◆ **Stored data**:

----------

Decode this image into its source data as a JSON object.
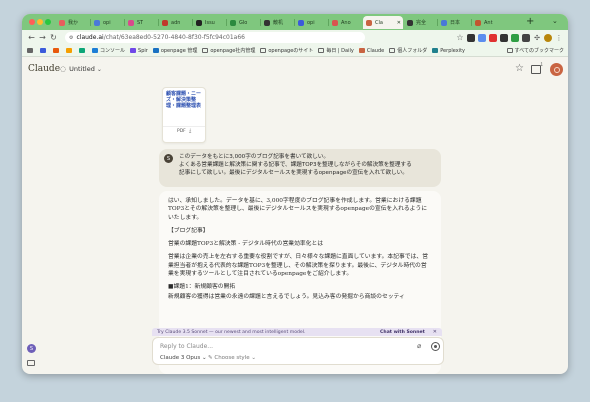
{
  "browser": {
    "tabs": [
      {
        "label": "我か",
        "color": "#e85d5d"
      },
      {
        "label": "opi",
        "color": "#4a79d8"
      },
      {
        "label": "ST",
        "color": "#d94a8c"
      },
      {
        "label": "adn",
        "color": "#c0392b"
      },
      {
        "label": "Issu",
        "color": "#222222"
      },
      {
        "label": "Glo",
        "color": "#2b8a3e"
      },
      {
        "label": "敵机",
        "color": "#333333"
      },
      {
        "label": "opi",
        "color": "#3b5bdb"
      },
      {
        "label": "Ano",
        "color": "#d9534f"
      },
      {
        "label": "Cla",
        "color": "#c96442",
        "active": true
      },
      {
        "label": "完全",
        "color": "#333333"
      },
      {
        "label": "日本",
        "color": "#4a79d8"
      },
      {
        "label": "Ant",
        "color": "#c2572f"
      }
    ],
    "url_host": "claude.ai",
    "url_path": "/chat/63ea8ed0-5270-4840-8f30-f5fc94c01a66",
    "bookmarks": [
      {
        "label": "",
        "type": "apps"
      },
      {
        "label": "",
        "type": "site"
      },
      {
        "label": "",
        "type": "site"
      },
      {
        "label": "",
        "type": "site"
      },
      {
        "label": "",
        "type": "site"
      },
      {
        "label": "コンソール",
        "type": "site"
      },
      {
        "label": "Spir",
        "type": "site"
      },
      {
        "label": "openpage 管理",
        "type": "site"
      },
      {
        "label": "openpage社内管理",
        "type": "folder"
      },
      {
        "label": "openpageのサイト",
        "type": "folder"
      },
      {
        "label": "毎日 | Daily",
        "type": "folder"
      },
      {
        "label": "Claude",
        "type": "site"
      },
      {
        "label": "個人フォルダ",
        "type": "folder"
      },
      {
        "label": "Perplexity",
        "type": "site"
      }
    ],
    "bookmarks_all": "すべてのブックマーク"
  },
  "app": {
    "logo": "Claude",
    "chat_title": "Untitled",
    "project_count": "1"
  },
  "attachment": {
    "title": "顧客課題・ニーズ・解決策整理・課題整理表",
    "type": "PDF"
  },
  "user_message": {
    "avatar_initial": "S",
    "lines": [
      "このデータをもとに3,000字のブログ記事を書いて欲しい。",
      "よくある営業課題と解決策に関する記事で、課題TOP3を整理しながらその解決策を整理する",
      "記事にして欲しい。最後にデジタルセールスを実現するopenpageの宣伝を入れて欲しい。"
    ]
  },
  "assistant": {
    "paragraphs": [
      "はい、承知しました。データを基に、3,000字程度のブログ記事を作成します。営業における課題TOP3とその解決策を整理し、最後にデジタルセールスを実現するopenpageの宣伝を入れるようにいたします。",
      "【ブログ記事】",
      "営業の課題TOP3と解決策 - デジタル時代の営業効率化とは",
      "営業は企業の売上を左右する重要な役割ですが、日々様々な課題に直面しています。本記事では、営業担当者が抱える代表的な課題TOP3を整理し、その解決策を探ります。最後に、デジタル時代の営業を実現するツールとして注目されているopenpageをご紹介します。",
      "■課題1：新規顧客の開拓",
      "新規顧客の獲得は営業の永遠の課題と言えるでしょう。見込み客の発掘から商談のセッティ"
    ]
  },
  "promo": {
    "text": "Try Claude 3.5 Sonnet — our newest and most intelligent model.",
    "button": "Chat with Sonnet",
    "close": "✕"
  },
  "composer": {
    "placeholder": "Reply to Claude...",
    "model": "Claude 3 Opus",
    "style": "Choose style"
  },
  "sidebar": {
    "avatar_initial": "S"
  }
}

----------

Transcribe the listing in full and omit the pictures.

Decode this image into its source data as a JSON object.
{
  "browser": {
    "tabs": [
      {
        "label": "我か",
        "color": "#e85d5d"
      },
      {
        "label": "opi",
        "color": "#4a79d8"
      },
      {
        "label": "ST",
        "color": "#d94a8c"
      },
      {
        "label": "adn",
        "color": "#c0392b"
      },
      {
        "label": "Issu",
        "color": "#222222"
      },
      {
        "label": "Glo",
        "color": "#2b8a3e"
      },
      {
        "label": "敵机",
        "color": "#333333"
      },
      {
        "label": "opi",
        "color": "#3b5bdb"
      },
      {
        "label": "Ano",
        "color": "#d9534f"
      },
      {
        "label": "Cla",
        "color": "#c96442",
        "active": true
      },
      {
        "label": "完全",
        "color": "#333333"
      },
      {
        "label": "日本",
        "color": "#4a79d8"
      },
      {
        "label": "Ant",
        "color": "#c2572f"
      }
    ],
    "url_host": "claude.ai",
    "url_path": "/chat/63ea8ed0-5270-4840-8f30-f5fc94c01a66",
    "bookmarks": [
      {
        "label": "",
        "type": "apps"
      },
      {
        "label": "",
        "type": "site"
      },
      {
        "label": "",
        "type": "site"
      },
      {
        "label": "",
        "type": "site"
      },
      {
        "label": "",
        "type": "site"
      },
      {
        "label": "コンソール",
        "type": "site"
      },
      {
        "label": "Spir",
        "type": "site"
      },
      {
        "label": "openpage 管理",
        "type": "site"
      },
      {
        "label": "openpage社内管理",
        "type": "folder"
      },
      {
        "label": "openpageのサイト",
        "type": "folder"
      },
      {
        "label": "毎日 | Daily",
        "type": "folder"
      },
      {
        "label": "Claude",
        "type": "site"
      },
      {
        "label": "個人フォルダ",
        "type": "folder"
      },
      {
        "label": "Perplexity",
        "type": "site"
      }
    ],
    "bookmarks_all": "すべてのブックマーク"
  },
  "app": {
    "logo": "Claude",
    "chat_title": "Untitled",
    "project_count": "1"
  },
  "attachment": {
    "title": "顧客課題・ニーズ・解決策整理・課題整理表",
    "type": "PDF"
  },
  "user_message": {
    "avatar_initial": "S",
    "lines": [
      "このデータをもとに3,000字のブログ記事を書いて欲しい。",
      "よくある営業課題と解決策に関する記事で、課題TOP3を整理しながらその解決策を整理する",
      "記事にして欲しい。最後にデジタルセールスを実現するopenpageの宣伝を入れて欲しい。"
    ]
  },
  "assistant": {
    "paragraphs": [
      "はい、承知しました。データを基に、3,000字程度のブログ記事を作成します。営業における課題TOP3とその解決策を整理し、最後にデジタルセールスを実現するopenpageの宣伝を入れるようにいたします。",
      "【ブログ記事】",
      "営業の課題TOP3と解決策 - デジタル時代の営業効率化とは",
      "営業は企業の売上を左右する重要な役割ですが、日々様々な課題に直面しています。本記事では、営業担当者が抱える代表的な課題TOP3を整理し、その解決策を探ります。最後に、デジタル時代の営業を実現するツールとして注目されているopenpageをご紹介します。",
      "■課題1：新規顧客の開拓",
      "新規顧客の獲得は営業の永遠の課題と言えるでしょう。見込み客の発掘から商談のセッティ"
    ]
  },
  "promo": {
    "text": "Try Claude 3.5 Sonnet — our newest and most intelligent model.",
    "button": "Chat with Sonnet",
    "close": "✕"
  },
  "composer": {
    "placeholder": "Reply to Claude...",
    "model": "Claude 3 Opus",
    "style": "Choose style"
  },
  "sidebar": {
    "avatar_initial": "S"
  }
}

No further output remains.